— START OF MATERIAL FOR THIS EXERCISE —

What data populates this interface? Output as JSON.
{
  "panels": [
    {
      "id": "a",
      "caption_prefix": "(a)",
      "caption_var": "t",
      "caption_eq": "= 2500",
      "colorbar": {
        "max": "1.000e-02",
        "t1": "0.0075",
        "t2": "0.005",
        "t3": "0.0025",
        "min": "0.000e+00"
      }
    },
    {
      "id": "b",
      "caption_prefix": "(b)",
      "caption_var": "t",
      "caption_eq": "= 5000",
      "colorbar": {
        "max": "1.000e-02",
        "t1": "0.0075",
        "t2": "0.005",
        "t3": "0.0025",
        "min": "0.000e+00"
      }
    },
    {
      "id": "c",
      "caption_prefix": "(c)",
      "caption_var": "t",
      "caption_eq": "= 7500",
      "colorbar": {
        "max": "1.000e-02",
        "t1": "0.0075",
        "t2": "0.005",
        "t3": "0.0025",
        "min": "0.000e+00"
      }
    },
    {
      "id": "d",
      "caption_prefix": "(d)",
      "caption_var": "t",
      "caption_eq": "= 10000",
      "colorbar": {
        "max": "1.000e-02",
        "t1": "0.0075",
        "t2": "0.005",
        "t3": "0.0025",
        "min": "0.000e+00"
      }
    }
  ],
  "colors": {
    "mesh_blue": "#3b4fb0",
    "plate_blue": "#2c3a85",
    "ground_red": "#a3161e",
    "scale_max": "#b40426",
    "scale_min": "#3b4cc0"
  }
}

— END OF MATERIAL FOR THIS EXERCISE —

- TASK PROMPT: Extract the full listing and reproduce each line exactly.

- THE ANSWER:
What data populates this interface? Output as JSON.
{
  "panels": [
    {
      "id": "a",
      "caption_prefix": "(a)",
      "caption_var": "t",
      "caption_eq": "= 2500",
      "colorbar": {
        "max": "1.000e-02",
        "t1": "0.0075",
        "t2": "0.005",
        "t3": "0.0025",
        "min": "0.000e+00"
      }
    },
    {
      "id": "b",
      "caption_prefix": "(b)",
      "caption_var": "t",
      "caption_eq": "= 5000",
      "colorbar": {
        "max": "1.000e-02",
        "t1": "0.0075",
        "t2": "0.005",
        "t3": "0.0025",
        "min": "0.000e+00"
      }
    },
    {
      "id": "c",
      "caption_prefix": "(c)",
      "caption_var": "t",
      "caption_eq": "= 7500",
      "colorbar": {
        "max": "1.000e-02",
        "t1": "0.0075",
        "t2": "0.005",
        "t3": "0.0025",
        "min": "0.000e+00"
      }
    },
    {
      "id": "d",
      "caption_prefix": "(d)",
      "caption_var": "t",
      "caption_eq": "= 10000",
      "colorbar": {
        "max": "1.000e-02",
        "t1": "0.0075",
        "t2": "0.005",
        "t3": "0.0025",
        "min": "0.000e+00"
      }
    }
  ],
  "colors": {
    "mesh_blue": "#3b4fb0",
    "plate_blue": "#2c3a85",
    "ground_red": "#a3161e",
    "scale_max": "#b40426",
    "scale_min": "#3b4cc0"
  }
}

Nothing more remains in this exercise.